DESCRIPTION OF THE TASK »
Copy the records below exactly as they appear.

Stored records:
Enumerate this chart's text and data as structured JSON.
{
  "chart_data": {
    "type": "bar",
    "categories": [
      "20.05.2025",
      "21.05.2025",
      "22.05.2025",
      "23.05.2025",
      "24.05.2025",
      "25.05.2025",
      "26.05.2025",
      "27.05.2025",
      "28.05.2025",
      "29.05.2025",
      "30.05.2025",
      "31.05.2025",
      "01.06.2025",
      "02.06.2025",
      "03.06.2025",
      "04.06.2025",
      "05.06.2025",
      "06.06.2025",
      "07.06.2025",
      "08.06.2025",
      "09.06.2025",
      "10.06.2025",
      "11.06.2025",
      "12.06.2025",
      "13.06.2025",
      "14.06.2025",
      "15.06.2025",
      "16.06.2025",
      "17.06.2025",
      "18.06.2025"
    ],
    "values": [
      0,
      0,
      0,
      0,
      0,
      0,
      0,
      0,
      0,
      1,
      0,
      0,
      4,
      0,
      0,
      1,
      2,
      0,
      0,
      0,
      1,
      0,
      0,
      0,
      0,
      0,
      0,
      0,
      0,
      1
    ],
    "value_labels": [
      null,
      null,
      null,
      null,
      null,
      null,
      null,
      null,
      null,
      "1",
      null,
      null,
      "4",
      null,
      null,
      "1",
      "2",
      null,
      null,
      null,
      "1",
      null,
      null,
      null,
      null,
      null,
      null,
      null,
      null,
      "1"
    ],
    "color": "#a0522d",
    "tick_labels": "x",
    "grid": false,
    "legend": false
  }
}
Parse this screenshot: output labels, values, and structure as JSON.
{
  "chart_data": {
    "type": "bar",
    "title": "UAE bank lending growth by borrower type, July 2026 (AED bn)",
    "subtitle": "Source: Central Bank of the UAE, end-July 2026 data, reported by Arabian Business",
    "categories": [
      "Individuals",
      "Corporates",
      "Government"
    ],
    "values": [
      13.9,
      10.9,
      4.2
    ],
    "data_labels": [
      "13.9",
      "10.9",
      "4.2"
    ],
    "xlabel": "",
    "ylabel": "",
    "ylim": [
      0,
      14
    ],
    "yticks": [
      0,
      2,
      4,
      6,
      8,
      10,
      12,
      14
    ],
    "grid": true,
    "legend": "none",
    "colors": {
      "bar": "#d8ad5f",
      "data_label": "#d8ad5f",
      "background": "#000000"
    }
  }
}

COMPLETE ANSWER »
Enumerate this chart's text and data as structured JSON.
{
  "chart_data": {
    "type": "bar",
    "categories": [
      "20.05.2025",
      "21.05.2025",
      "22.05.2025",
      "23.05.2025",
      "24.05.2025",
      "25.05.2025",
      "26.05.2025",
      "27.05.2025",
      "28.05.2025",
      "29.05.2025",
      "30.05.2025",
      "31.05.2025",
      "01.06.2025",
      "02.06.2025",
      "03.06.2025",
      "04.06.2025",
      "05.06.2025",
      "06.06.2025",
      "07.06.2025",
      "08.06.2025",
      "09.06.2025",
      "10.06.2025",
      "11.06.2025",
      "12.06.2025",
      "13.06.2025",
      "14.06.2025",
      "15.06.2025",
      "16.06.2025",
      "17.06.2025",
      "18.06.2025"
    ],
    "values": [
      0,
      0,
      0,
      0,
      0,
      0,
      0,
      0,
      0,
      1,
      0,
      0,
      4,
      0,
      0,
      1,
      2,
      0,
      0,
      0,
      1,
      0,
      0,
      0,
      0,
      0,
      0,
      0,
      0,
      1
    ],
    "value_labels": [
      null,
      null,
      null,
      null,
      null,
      null,
      null,
      null,
      null,
      "1",
      null,
      null,
      "4",
      null,
      null,
      "1",
      "2",
      null,
      null,
      null,
      "1",
      null,
      null,
      null,
      null,
      null,
      null,
      null,
      null,
      "1"
    ],
    "color": "#a0522d",
    "tick_labels": "x",
    "grid": false,
    "legend": false
  }
}
Parse this screenshot: output labels, values, and structure as JSON.
{
  "chart_data": {
    "type": "bar",
    "title": "UAE bank lending growth by borrower type, July 2026 (AED bn)",
    "subtitle": "Source: Central Bank of the UAE, end-July 2026 data, reported by Arabian Business",
    "categories": [
      "Individuals",
      "Corporates",
      "Government"
    ],
    "values": [
      13.9,
      10.9,
      4.2
    ],
    "data_labels": [
      "13.9",
      "10.9",
      "4.2"
    ],
    "xlabel": "",
    "ylabel": "",
    "ylim": [
      0,
      14
    ],
    "yticks": [
      0,
      2,
      4,
      6,
      8,
      10,
      12,
      14
    ],
    "grid": true,
    "legend": "none",
    "colors": {
      "bar": "#d8ad5f",
      "data_label": "#d8ad5f",
      "background": "#000000"
    }
  }
}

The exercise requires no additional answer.